--- begin GIVEN ENTRIES ---
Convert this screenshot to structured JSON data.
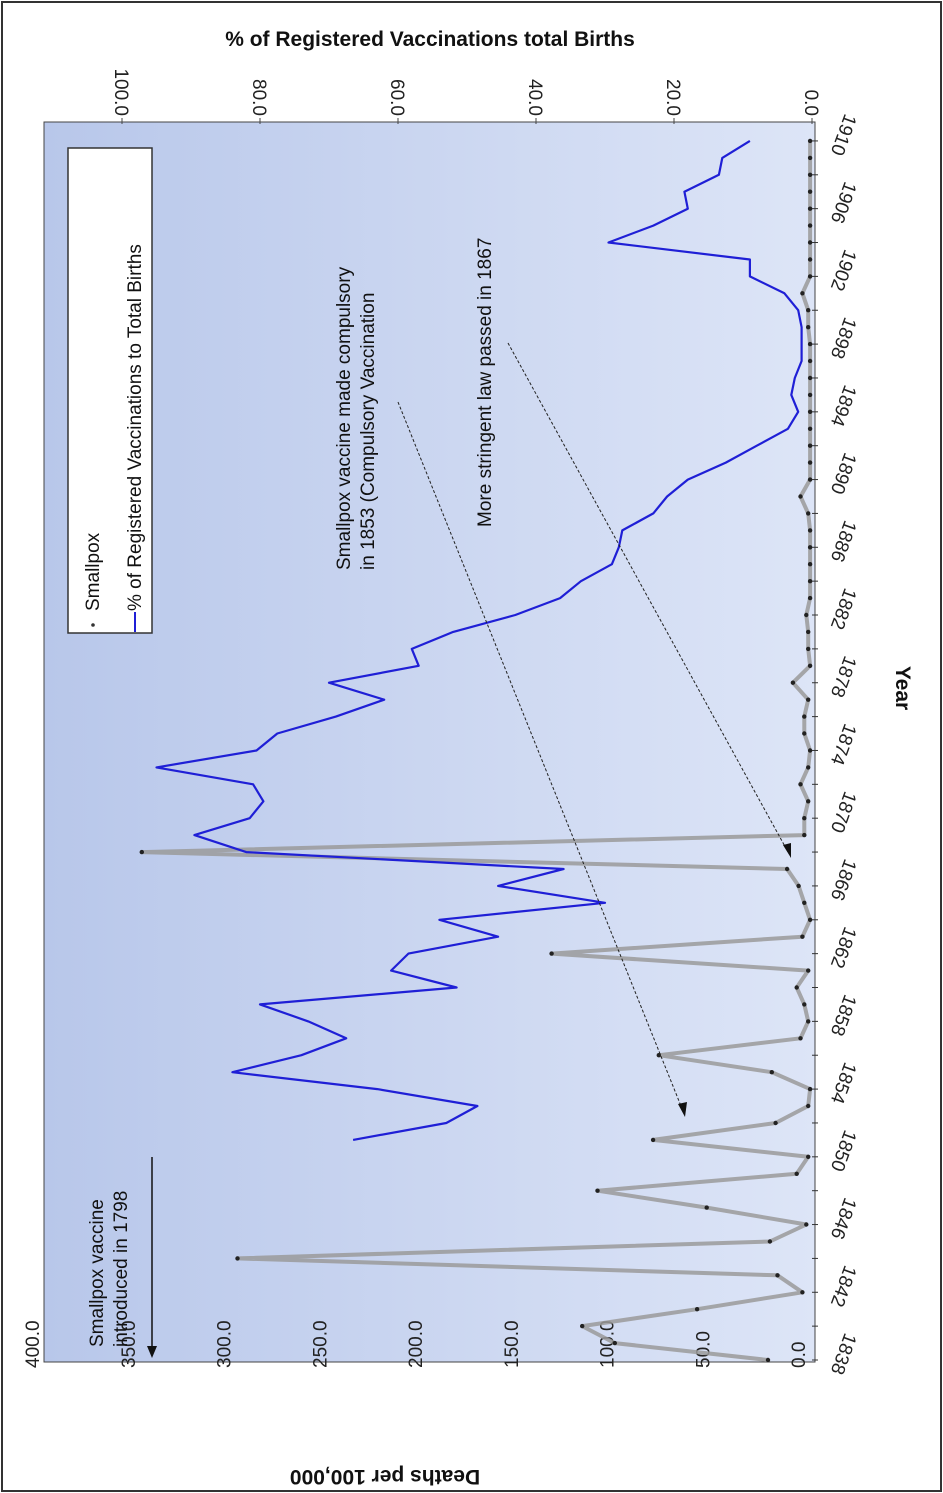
{
  "chart_data": {
    "type": "line",
    "orientation": "rotated-90-clockwise",
    "xlabel": "Year",
    "x_ticks": [
      "1838",
      "1842",
      "1846",
      "1850",
      "1854",
      "1858",
      "1862",
      "1866",
      "1870",
      "1874",
      "1878",
      "1882",
      "1886",
      "1890",
      "1894",
      "1898",
      "1902",
      "1906",
      "1910"
    ],
    "xlim": [
      1838,
      1911
    ],
    "left_axis": {
      "label": "Deaths per 100,000",
      "ylim": [
        0,
        400
      ],
      "ticks": [
        "0.0",
        "50.0",
        "100.0",
        "150.0",
        "200.0",
        "250.0",
        "300.0",
        "350.0",
        "400.0"
      ]
    },
    "right_axis": {
      "label": "% of Registered Vaccinations total Births",
      "ylim": [
        0,
        100
      ],
      "ticks": [
        "0.0",
        "20.0",
        "40.0",
        "60.0",
        "80.0",
        "100.0"
      ]
    },
    "legend": {
      "placement": "top-right",
      "entries": [
        "Smallpox",
        "% of Registered Vaccinations to Total Births"
      ]
    },
    "series": [
      {
        "name": "Smallpox",
        "axis": "left",
        "color": "#7f7f7f",
        "x": [
          1838,
          1839,
          1840,
          1841,
          1842,
          1843,
          1844,
          1845,
          1846,
          1847,
          1848,
          1849,
          1850,
          1851,
          1852,
          1853,
          1854,
          1855,
          1856,
          1857,
          1858,
          1859,
          1860,
          1861,
          1862,
          1863,
          1864,
          1865,
          1866,
          1867,
          1868,
          1869,
          1870,
          1871,
          1872,
          1873,
          1874,
          1875,
          1876,
          1877,
          1878,
          1879,
          1880,
          1881,
          1882,
          1883,
          1884,
          1885,
          1886,
          1887,
          1888,
          1889,
          1890,
          1891,
          1892,
          1893,
          1894,
          1895,
          1896,
          1897,
          1898,
          1899,
          1900,
          1901,
          1902,
          1903,
          1904,
          1905,
          1906,
          1907,
          1908,
          1909,
          1910
        ],
        "values": [
          23,
          103,
          120,
          60,
          5,
          18,
          300,
          22,
          3,
          55,
          112,
          8,
          2,
          83,
          19,
          2,
          1,
          21,
          80,
          6,
          2,
          4,
          8,
          2,
          136,
          5,
          1,
          4,
          7,
          13,
          350,
          4,
          4,
          2,
          6,
          2,
          1,
          4,
          4,
          2,
          10,
          1,
          2,
          2,
          3,
          1,
          1,
          1,
          1,
          1,
          2,
          6,
          1,
          1,
          1,
          1,
          1,
          1,
          1,
          1,
          1,
          2,
          2,
          5,
          1,
          1,
          1,
          1,
          1,
          1,
          1,
          1,
          1
        ]
      },
      {
        "name": "% of Registered Vaccinations to Total Births",
        "axis": "right",
        "color": "#1f1fd6",
        "x": [
          1851,
          1852,
          1853,
          1854,
          1855,
          1856,
          1857,
          1858,
          1859,
          1860,
          1861,
          1862,
          1863,
          1864,
          1865,
          1866,
          1867,
          1868,
          1869,
          1870,
          1871,
          1872,
          1873,
          1874,
          1875,
          1876,
          1877,
          1878,
          1879,
          1880,
          1881,
          1882,
          1883,
          1884,
          1885,
          1886,
          1887,
          1888,
          1889,
          1890,
          1891,
          1892,
          1893,
          1894,
          1895,
          1896,
          1897,
          1898,
          1899,
          1900,
          1901,
          1902,
          1903,
          1904,
          1905,
          1906,
          1907,
          1908,
          1909,
          1910
        ],
        "values": [
          66.5,
          53,
          48.5,
          63,
          84,
          74,
          67.5,
          73,
          80,
          51.5,
          61,
          58.5,
          45.5,
          54,
          30,
          45.5,
          36,
          82,
          89.5,
          81.5,
          79.5,
          81,
          95,
          80.5,
          77.5,
          69,
          62,
          70,
          57,
          58,
          52,
          43,
          36.5,
          33.5,
          29,
          28,
          27.5,
          23,
          21,
          18,
          12.5,
          8,
          3.5,
          2,
          3,
          2.5,
          1.5,
          1.5,
          1.5,
          2,
          4,
          9,
          9,
          29.5,
          23,
          18,
          18.5,
          13.5,
          13,
          9
        ]
      }
    ],
    "annotations": [
      {
        "lines": [
          "Smallpox vaccine",
          "introduced in 1798"
        ]
      },
      {
        "lines": [
          "Smallpox vaccine made compulsory",
          "in 1853 (Compulsory Vaccination"
        ]
      },
      {
        "lines": [
          "More stringent law passed in 1867"
        ]
      }
    ],
    "grid": false,
    "background": {
      "from": "#b8c7ea",
      "to": "#dde5f7"
    }
  }
}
--- end GIVEN ENTRIES ---
__WHAT IS BEING ASKED__:
Go through the listing above and quote it exactly, apart from its images.

__RESULT FOR THIS EXERCISE__:
Convert this screenshot to structured JSON data.
{
  "chart_data": {
    "type": "line",
    "orientation": "rotated-90-clockwise",
    "xlabel": "Year",
    "x_ticks": [
      "1838",
      "1842",
      "1846",
      "1850",
      "1854",
      "1858",
      "1862",
      "1866",
      "1870",
      "1874",
      "1878",
      "1882",
      "1886",
      "1890",
      "1894",
      "1898",
      "1902",
      "1906",
      "1910"
    ],
    "xlim": [
      1838,
      1911
    ],
    "left_axis": {
      "label": "Deaths per 100,000",
      "ylim": [
        0,
        400
      ],
      "ticks": [
        "0.0",
        "50.0",
        "100.0",
        "150.0",
        "200.0",
        "250.0",
        "300.0",
        "350.0",
        "400.0"
      ]
    },
    "right_axis": {
      "label": "% of Registered Vaccinations total Births",
      "ylim": [
        0,
        100
      ],
      "ticks": [
        "0.0",
        "20.0",
        "40.0",
        "60.0",
        "80.0",
        "100.0"
      ]
    },
    "legend": {
      "placement": "top-right",
      "entries": [
        "Smallpox",
        "% of Registered Vaccinations to Total Births"
      ]
    },
    "series": [
      {
        "name": "Smallpox",
        "axis": "left",
        "color": "#7f7f7f",
        "x": [
          1838,
          1839,
          1840,
          1841,
          1842,
          1843,
          1844,
          1845,
          1846,
          1847,
          1848,
          1849,
          1850,
          1851,
          1852,
          1853,
          1854,
          1855,
          1856,
          1857,
          1858,
          1859,
          1860,
          1861,
          1862,
          1863,
          1864,
          1865,
          1866,
          1867,
          1868,
          1869,
          1870,
          1871,
          1872,
          1873,
          1874,
          1875,
          1876,
          1877,
          1878,
          1879,
          1880,
          1881,
          1882,
          1883,
          1884,
          1885,
          1886,
          1887,
          1888,
          1889,
          1890,
          1891,
          1892,
          1893,
          1894,
          1895,
          1896,
          1897,
          1898,
          1899,
          1900,
          1901,
          1902,
          1903,
          1904,
          1905,
          1906,
          1907,
          1908,
          1909,
          1910
        ],
        "values": [
          23,
          103,
          120,
          60,
          5,
          18,
          300,
          22,
          3,
          55,
          112,
          8,
          2,
          83,
          19,
          2,
          1,
          21,
          80,
          6,
          2,
          4,
          8,
          2,
          136,
          5,
          1,
          4,
          7,
          13,
          350,
          4,
          4,
          2,
          6,
          2,
          1,
          4,
          4,
          2,
          10,
          1,
          2,
          2,
          3,
          1,
          1,
          1,
          1,
          1,
          2,
          6,
          1,
          1,
          1,
          1,
          1,
          1,
          1,
          1,
          1,
          2,
          2,
          5,
          1,
          1,
          1,
          1,
          1,
          1,
          1,
          1,
          1
        ]
      },
      {
        "name": "% of Registered Vaccinations to Total Births",
        "axis": "right",
        "color": "#1f1fd6",
        "x": [
          1851,
          1852,
          1853,
          1854,
          1855,
          1856,
          1857,
          1858,
          1859,
          1860,
          1861,
          1862,
          1863,
          1864,
          1865,
          1866,
          1867,
          1868,
          1869,
          1870,
          1871,
          1872,
          1873,
          1874,
          1875,
          1876,
          1877,
          1878,
          1879,
          1880,
          1881,
          1882,
          1883,
          1884,
          1885,
          1886,
          1887,
          1888,
          1889,
          1890,
          1891,
          1892,
          1893,
          1894,
          1895,
          1896,
          1897,
          1898,
          1899,
          1900,
          1901,
          1902,
          1903,
          1904,
          1905,
          1906,
          1907,
          1908,
          1909,
          1910
        ],
        "values": [
          66.5,
          53,
          48.5,
          63,
          84,
          74,
          67.5,
          73,
          80,
          51.5,
          61,
          58.5,
          45.5,
          54,
          30,
          45.5,
          36,
          82,
          89.5,
          81.5,
          79.5,
          81,
          95,
          80.5,
          77.5,
          69,
          62,
          70,
          57,
          58,
          52,
          43,
          36.5,
          33.5,
          29,
          28,
          27.5,
          23,
          21,
          18,
          12.5,
          8,
          3.5,
          2,
          3,
          2.5,
          1.5,
          1.5,
          1.5,
          2,
          4,
          9,
          9,
          29.5,
          23,
          18,
          18.5,
          13.5,
          13,
          9
        ]
      }
    ],
    "annotations": [
      {
        "lines": [
          "Smallpox vaccine",
          "introduced in 1798"
        ]
      },
      {
        "lines": [
          "Smallpox vaccine made compulsory",
          "in 1853 (Compulsory Vaccination"
        ]
      },
      {
        "lines": [
          "More stringent law passed in 1867"
        ]
      }
    ],
    "grid": false,
    "background": {
      "from": "#b8c7ea",
      "to": "#dde5f7"
    }
  }
}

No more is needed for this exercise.